The crux of the allegations against the individual defendants (Betzig and Moerner) rests
on the assertion that they had a duty to represent and/or disclose that they utilized Plaintiff’s
work product in the development of super-resolution fluorescence microscopy – which
ultimately enabled them to receive the Nobel Prize. Rather, Plaintiff alleges Betzig and Moerner
falsely represented to the Nobel Prize Committee that no one else’s work product was utilized in
developing their research and specifically suppressed that Plaintiff’s work product was utilized.
Id. at ¶¶ 14-18 (Count 1 – Fraud and Suppression). Moreover, Betzig and Moerner had a duty to
reveal they utilized Thakur’s work product and breached that duty by concealing their use of the
Id. at ¶¶ 19-22 (Count 2 – Negligence).

+ + + + +

Instructions:
a. Translate this sentence from the passage on the claims against Betzig and Moerner into Spanish: "Rather, Plaintiff alleges Betzig and Moerner falsely represented to the Nobel Prize Committee that no one else’s work product was utilized in developing their research and specifically suppressed that Plaintiff’s work product was utilized."
b. Please reproduce the passage on the claims against Betzig and Moerner word for word from "The crux of" to "product was utilized.".

Recorded data:

+ + + + +

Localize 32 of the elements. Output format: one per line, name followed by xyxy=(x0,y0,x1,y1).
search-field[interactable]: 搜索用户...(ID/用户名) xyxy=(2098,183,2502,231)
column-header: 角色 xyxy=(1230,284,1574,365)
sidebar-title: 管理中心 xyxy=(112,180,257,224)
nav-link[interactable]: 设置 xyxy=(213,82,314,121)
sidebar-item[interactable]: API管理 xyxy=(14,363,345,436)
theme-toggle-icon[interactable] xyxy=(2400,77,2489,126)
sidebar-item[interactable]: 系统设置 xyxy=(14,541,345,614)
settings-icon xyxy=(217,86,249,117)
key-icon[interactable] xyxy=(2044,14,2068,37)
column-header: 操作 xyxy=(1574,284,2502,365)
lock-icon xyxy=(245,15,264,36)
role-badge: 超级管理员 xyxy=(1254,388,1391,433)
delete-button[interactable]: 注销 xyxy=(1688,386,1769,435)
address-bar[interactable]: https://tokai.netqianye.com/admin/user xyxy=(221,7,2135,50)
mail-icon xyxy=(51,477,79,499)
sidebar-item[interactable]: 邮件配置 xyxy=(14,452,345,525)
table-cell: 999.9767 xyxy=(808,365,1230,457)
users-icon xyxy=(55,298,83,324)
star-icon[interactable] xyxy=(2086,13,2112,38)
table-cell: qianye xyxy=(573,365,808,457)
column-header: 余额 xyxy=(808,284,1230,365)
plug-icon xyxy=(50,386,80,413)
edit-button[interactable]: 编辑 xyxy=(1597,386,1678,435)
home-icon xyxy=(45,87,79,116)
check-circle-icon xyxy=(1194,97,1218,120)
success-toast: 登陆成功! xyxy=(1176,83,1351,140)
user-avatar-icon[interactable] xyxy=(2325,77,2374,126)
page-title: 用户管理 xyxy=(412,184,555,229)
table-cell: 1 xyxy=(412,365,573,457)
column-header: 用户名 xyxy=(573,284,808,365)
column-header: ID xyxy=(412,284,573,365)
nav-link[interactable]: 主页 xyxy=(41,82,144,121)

+ + + + +

Responses:
a. Más bien, el demandante alega que Betzig y Moerner declararon falsamente ante el Comité del Premio Nobel que no se utilizó el producto del trabajo de ninguna otra persona en el desarrollo de su investigación y ocultaron específicamente que sí se utilizó el producto del trabajo del demandante.

b.
The crux of the allegations against the individual defendants (Betzig and Moerner) rests
on the assertion that they had a duty to represent and/or disclose that they utilized Plaintiff’s
work product in the development of super-resolution fluorescence microscopy – which
ultimately enabled them to receive the Nobel Prize. Rather, Plaintiff alleges Betzig and Moerner
falsely represented to the Nobel Prize Committee that no one else’s work product was utilized in
developing their research and specifically suppressed that Plaintiff’s work product was utilized.